• _BRIEF_: Output the data word for word, dropping every image.
↓↓↓
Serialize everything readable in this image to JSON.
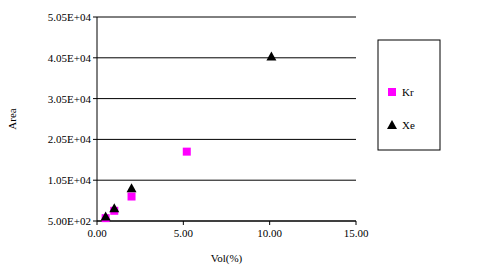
{
  "chart_data": {
    "type": "scatter",
    "x_label": "Vol(%)",
    "y_label": "Area",
    "xlim": [
      0,
      15
    ],
    "ylim": [
      500,
      50500
    ],
    "xticks": [
      {
        "value": 0,
        "label": "0.00"
      },
      {
        "value": 5,
        "label": "5.00"
      },
      {
        "value": 10,
        "label": "10.00"
      },
      {
        "value": 15,
        "label": "15.00"
      }
    ],
    "yticks": [
      {
        "value": 500,
        "label": "5.00E+02"
      },
      {
        "value": 10500,
        "label": "1.05E+04"
      },
      {
        "value": 20500,
        "label": "2.05E+04"
      },
      {
        "value": 30500,
        "label": "3.05E+04"
      },
      {
        "value": 40500,
        "label": "4.05E+04"
      },
      {
        "value": 50500,
        "label": "5.05E+04"
      }
    ],
    "grid": true,
    "legend": "right",
    "series": [
      {
        "name": "Kr",
        "color": "#ff00ff",
        "marker": "square",
        "x": [
          0.5,
          1.0,
          2.0,
          5.2
        ],
        "values": [
          1200,
          3000,
          6500,
          17500
        ]
      },
      {
        "name": "Xe",
        "color": "#000000",
        "marker": "triangle",
        "x": [
          0.5,
          1.0,
          2.0,
          10.1
        ],
        "values": [
          1600,
          3600,
          8500,
          40800
        ]
      }
    ]
  }
}
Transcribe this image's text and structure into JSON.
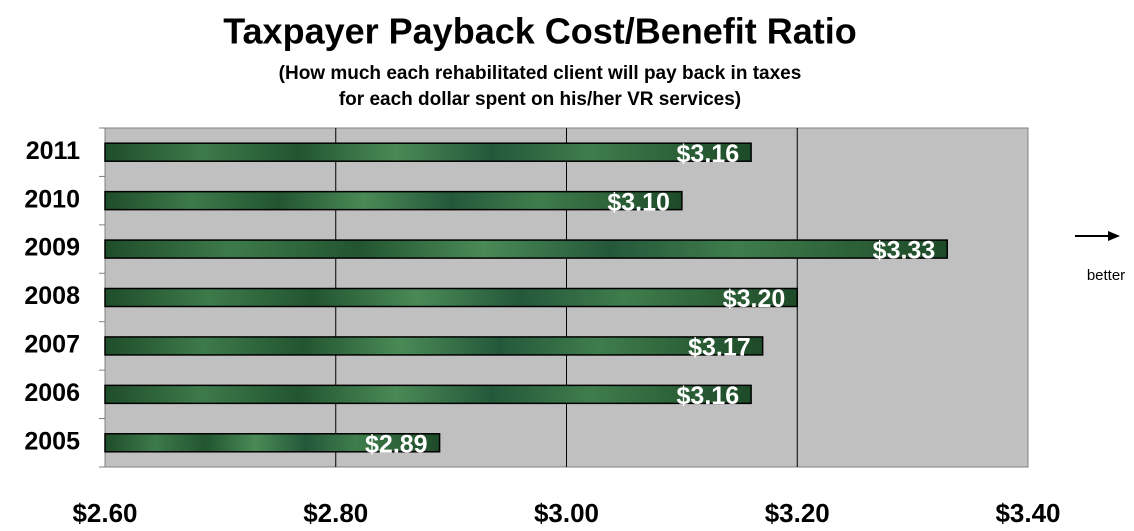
{
  "chart_data": {
    "type": "hbar",
    "title": "Taxpayer Payback Cost/Benefit Ratio",
    "subtitle": [
      "(How much each rehabilitated client will pay back in taxes",
      "for each dollar spent on his/her VR services)"
    ],
    "categories": [
      "2011",
      "2010",
      "2009",
      "2008",
      "2007",
      "2006",
      "2005"
    ],
    "values": [
      3.16,
      3.1,
      3.33,
      3.2,
      3.17,
      3.16,
      2.89
    ],
    "value_labels": [
      "$3.16",
      "$3.10",
      "$3.33",
      "$3.20",
      "$3.17",
      "$3.16",
      "$2.89"
    ],
    "color": "#2e6b3a",
    "xlim": [
      2.6,
      3.4
    ],
    "xticks": [
      {
        "value": 2.6,
        "label": "$2.60"
      },
      {
        "value": 2.8,
        "label": "$2.80"
      },
      {
        "value": 3.0,
        "label": "$3.00"
      },
      {
        "value": 3.2,
        "label": "$3.20"
      },
      {
        "value": 3.4,
        "label": "$3.40"
      }
    ],
    "grid": true,
    "annotation": "better"
  }
}
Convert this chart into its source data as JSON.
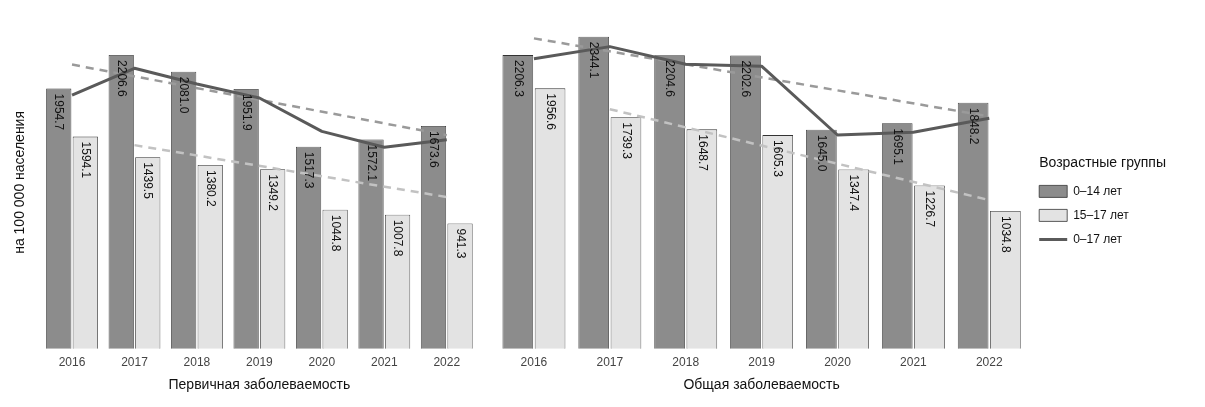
{
  "chart_data": [
    {
      "type": "bar",
      "xlabel": "Первичная заболеваемость",
      "ylabel": "на 100 000 населения",
      "categories": [
        "2016",
        "2017",
        "2018",
        "2019",
        "2020",
        "2021",
        "2022"
      ],
      "tick_labels": "x",
      "grid": false,
      "legend": false,
      "marker": "none",
      "series": [
        {
          "color": "#8c8c8c",
          "values": [
            1954.7,
            2206.6,
            2081.0,
            1951.9,
            1517.3,
            1572.1,
            1673.6
          ],
          "value_labels": [
            "1954.7",
            "2206.6",
            "2081.0",
            "1951.9",
            "1517.3",
            "1572.1",
            "1673.6"
          ]
        },
        {
          "color": "#e3e3e3",
          "values": [
            1594.1,
            1439.5,
            1380.2,
            1349.2,
            1044.8,
            1007.8,
            941.3
          ],
          "value_labels": [
            "1594.1",
            "1439.5",
            "1380.2",
            "1349.2",
            "1044.8",
            "1007.8",
            "941.3"
          ]
        },
        {
          "type": "line",
          "color": "#5a5a5a",
          "values": [
            1905,
            2107,
            1989,
            1884,
            1633,
            1514,
            1570
          ]
        },
        {
          "type": "line",
          "color": "#9a9a9a",
          "line_style": "dashed",
          "values": [
            2135,
            null,
            null,
            null,
            null,
            null,
            1605
          ]
        },
        {
          "type": "line",
          "color": "#c2c2c2",
          "line_style": "dashed",
          "values": [
            null,
            1530,
            null,
            null,
            null,
            null,
            1140
          ]
        }
      ]
    },
    {
      "type": "bar",
      "xlabel": "Общая заболеваемость",
      "categories": [
        "2016",
        "2017",
        "2018",
        "2019",
        "2020",
        "2021",
        "2022"
      ],
      "tick_labels": "x",
      "grid": false,
      "legend": "right",
      "legend_title": "Возрастные группы",
      "marker": "none",
      "series": [
        {
          "name": "0–14 лет",
          "color": "#8c8c8c",
          "values": [
            2206.3,
            2344.1,
            2204.6,
            2202.6,
            1645.0,
            1695.1,
            1848.2
          ],
          "value_labels": [
            "2206.3",
            "2344.1",
            "2204.6",
            "2202.6",
            "1645.0",
            "1695.1",
            "1848.2"
          ]
        },
        {
          "name": "15–17 лет",
          "color": "#e3e3e3",
          "values": [
            1956.6,
            1739.3,
            1648.7,
            1605.3,
            1347.4,
            1226.7,
            1034.8
          ],
          "value_labels": [
            "1956.6",
            "1739.3",
            "1648.7",
            "1605.3",
            "1347.4",
            "1226.7",
            "1034.8"
          ]
        },
        {
          "type": "line",
          "name": "0–17 лет",
          "color": "#5a5a5a",
          "values": [
            2179,
            2270,
            2137,
            2123,
            1606,
            1627,
            1732
          ]
        },
        {
          "type": "line",
          "color": "#9a9a9a",
          "line_style": "dashed",
          "values": [
            2332,
            null,
            null,
            null,
            null,
            null,
            1746
          ]
        },
        {
          "type": "line",
          "color": "#c2c2c2",
          "line_style": "dashed",
          "values": [
            null,
            1800,
            null,
            null,
            null,
            null,
            1117
          ]
        }
      ]
    }
  ]
}
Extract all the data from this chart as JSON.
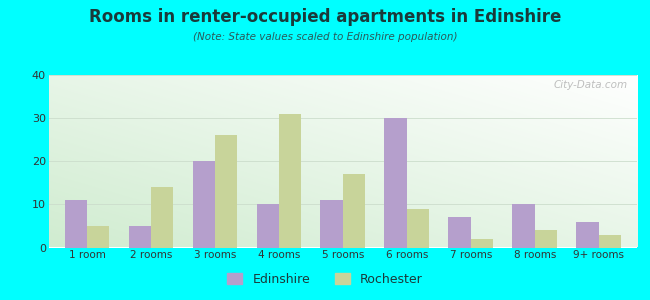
{
  "title": "Rooms in renter-occupied apartments in Edinshire",
  "subtitle": "(Note: State values scaled to Edinshire population)",
  "categories": [
    "1 room",
    "2 rooms",
    "3 rooms",
    "4 rooms",
    "5 rooms",
    "6 rooms",
    "7 rooms",
    "8 rooms",
    "9+ rooms"
  ],
  "edinshire_values": [
    11,
    5,
    20,
    10,
    11,
    30,
    7,
    10,
    6
  ],
  "rochester_values": [
    5,
    14,
    26,
    31,
    17,
    9,
    2,
    4,
    3
  ],
  "edinshire_color": "#b59fcc",
  "rochester_color": "#c8d49a",
  "ylim": [
    0,
    40
  ],
  "yticks": [
    0,
    10,
    20,
    30,
    40
  ],
  "background_color": "#00ffff",
  "bar_width": 0.35,
  "legend_edinshire": "Edinshire",
  "legend_rochester": "Rochester",
  "watermark": "City-Data.com",
  "title_color": "#1a3a3a",
  "subtitle_color": "#2a5a5a",
  "tick_color": "#333333",
  "grid_color": "#ccddcc"
}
↑↑↑
• _TASK RESPONSE_:
Serialize everything readable in this image to JSON.
{
  "chart_data": {
    "type": "scatter",
    "x_label": "Vol(%)",
    "y_label": "Area",
    "xlim": [
      0,
      15
    ],
    "ylim": [
      500,
      50500
    ],
    "xticks": [
      {
        "value": 0,
        "label": "0.00"
      },
      {
        "value": 5,
        "label": "5.00"
      },
      {
        "value": 10,
        "label": "10.00"
      },
      {
        "value": 15,
        "label": "15.00"
      }
    ],
    "yticks": [
      {
        "value": 500,
        "label": "5.00E+02"
      },
      {
        "value": 10500,
        "label": "1.05E+04"
      },
      {
        "value": 20500,
        "label": "2.05E+04"
      },
      {
        "value": 30500,
        "label": "3.05E+04"
      },
      {
        "value": 40500,
        "label": "4.05E+04"
      },
      {
        "value": 50500,
        "label": "5.05E+04"
      }
    ],
    "grid": true,
    "legend": "right",
    "series": [
      {
        "name": "Kr",
        "color": "#ff00ff",
        "marker": "square",
        "x": [
          0.5,
          1.0,
          2.0,
          5.2
        ],
        "values": [
          1200,
          3000,
          6500,
          17500
        ]
      },
      {
        "name": "Xe",
        "color": "#000000",
        "marker": "triangle",
        "x": [
          0.5,
          1.0,
          2.0,
          10.1
        ],
        "values": [
          1600,
          3600,
          8500,
          40800
        ]
      }
    ]
  }
}
Transcribe this image's text and structure into JSON.
{
  "chart_data": {
    "type": "hbar",
    "title": "Taxpayer Payback Cost/Benefit Ratio",
    "subtitle": [
      "(How much each rehabilitated client will pay back in taxes",
      "for each dollar spent on his/her VR services)"
    ],
    "categories": [
      "2011",
      "2010",
      "2009",
      "2008",
      "2007",
      "2006",
      "2005"
    ],
    "values": [
      3.16,
      3.1,
      3.33,
      3.2,
      3.17,
      3.16,
      2.89
    ],
    "value_labels": [
      "$3.16",
      "$3.10",
      "$3.33",
      "$3.20",
      "$3.17",
      "$3.16",
      "$2.89"
    ],
    "color": "#2e6b3a",
    "xlim": [
      2.6,
      3.4
    ],
    "xticks": [
      {
        "value": 2.6,
        "label": "$2.60"
      },
      {
        "value": 2.8,
        "label": "$2.80"
      },
      {
        "value": 3.0,
        "label": "$3.00"
      },
      {
        "value": 3.2,
        "label": "$3.20"
      },
      {
        "value": 3.4,
        "label": "$3.40"
      }
    ],
    "grid": true,
    "annotation": "better"
  }
}
Convert this chart into its source data as JSON.
{
  "chart_data": [
    {
      "type": "bar",
      "xlabel": "Первичная заболеваемость",
      "ylabel": "на 100 000 населения",
      "categories": [
        "2016",
        "2017",
        "2018",
        "2019",
        "2020",
        "2021",
        "2022"
      ],
      "tick_labels": "x",
      "grid": false,
      "legend": false,
      "marker": "none",
      "series": [
        {
          "color": "#8c8c8c",
          "values": [
            1954.7,
            2206.6,
            2081.0,
            1951.9,
            1517.3,
            1572.1,
            1673.6
          ],
          "value_labels": [
            "1954.7",
            "2206.6",
            "2081.0",
            "1951.9",
            "1517.3",
            "1572.1",
            "1673.6"
          ]
        },
        {
          "color": "#e3e3e3",
          "values": [
            1594.1,
            1439.5,
            1380.2,
            1349.2,
            1044.8,
            1007.8,
            941.3
          ],
          "value_labels": [
            "1594.1",
            "1439.5",
            "1380.2",
            "1349.2",
            "1044.8",
            "1007.8",
            "941.3"
          ]
        },
        {
          "type": "line",
          "color": "#5a5a5a",
          "values": [
            1905,
            2107,
            1989,
            1884,
            1633,
            1514,
            1570
          ]
        },
        {
          "type": "line",
          "color": "#9a9a9a",
          "line_style": "dashed",
          "values": [
            2135,
            null,
            null,
            null,
            null,
            null,
            1605
          ]
        },
        {
          "type": "line",
          "color": "#c2c2c2",
          "line_style": "dashed",
          "values": [
            null,
            1530,
            null,
            null,
            null,
            null,
            1140
          ]
        }
      ]
    },
    {
      "type": "bar",
      "xlabel": "Общая заболеваемость",
      "categories": [
        "2016",
        "2017",
        "2018",
        "2019",
        "2020",
        "2021",
        "2022"
      ],
      "tick_labels": "x",
      "grid": false,
      "legend": "right",
      "legend_title": "Возрастные группы",
      "marker": "none",
      "series": [
        {
          "name": "0–14 лет",
          "color": "#8c8c8c",
          "values": [
            2206.3,
            2344.1,
            2204.6,
            2202.6,
            1645.0,
            1695.1,
            1848.2
          ],
          "value_labels": [
            "2206.3",
            "2344.1",
            "2204.6",
            "2202.6",
            "1645.0",
            "1695.1",
            "1848.2"
          ]
        },
        {
          "name": "15–17 лет",
          "color": "#e3e3e3",
          "values": [
            1956.6,
            1739.3,
            1648.7,
            1605.3,
            1347.4,
            1226.7,
            1034.8
          ],
          "value_labels": [
            "1956.6",
            "1739.3",
            "1648.7",
            "1605.3",
            "1347.4",
            "1226.7",
            "1034.8"
          ]
        },
        {
          "type": "line",
          "name": "0–17 лет",
          "color": "#5a5a5a",
          "values": [
            2179,
            2270,
            2137,
            2123,
            1606,
            1627,
            1732
          ]
        },
        {
          "type": "line",
          "color": "#9a9a9a",
          "line_style": "dashed",
          "values": [
            2332,
            null,
            null,
            null,
            null,
            null,
            1746
          ]
        },
        {
          "type": "line",
          "color": "#c2c2c2",
          "line_style": "dashed",
          "values": [
            null,
            1800,
            null,
            null,
            null,
            null,
            1117
          ]
        }
      ]
    }
  ]
}
Extract all the data from this chart as JSON.
{
  "title": "Rooms in renter-occupied apartments in Edinshire",
  "subtitle": "(Note: State values scaled to Edinshire population)",
  "categories": [
    "1 room",
    "2 rooms",
    "3 rooms",
    "4 rooms",
    "5 rooms",
    "6 rooms",
    "7 rooms",
    "8 rooms",
    "9+ rooms"
  ],
  "edinshire_values": [
    11,
    5,
    20,
    10,
    11,
    30,
    7,
    10,
    6
  ],
  "rochester_values": [
    5,
    14,
    26,
    31,
    17,
    9,
    2,
    4,
    3
  ],
  "edinshire_color": "#b59fcc",
  "rochester_color": "#c8d49a",
  "ylim": [
    0,
    40
  ],
  "yticks": [
    0,
    10,
    20,
    30,
    40
  ],
  "background_color": "#00ffff",
  "bar_width": 0.35,
  "legend_edinshire": "Edinshire",
  "legend_rochester": "Rochester",
  "watermark": "City-Data.com",
  "title_color": "#1a3a3a",
  "subtitle_color": "#2a5a5a",
  "tick_color": "#333333",
  "grid_color": "#ccddcc"
}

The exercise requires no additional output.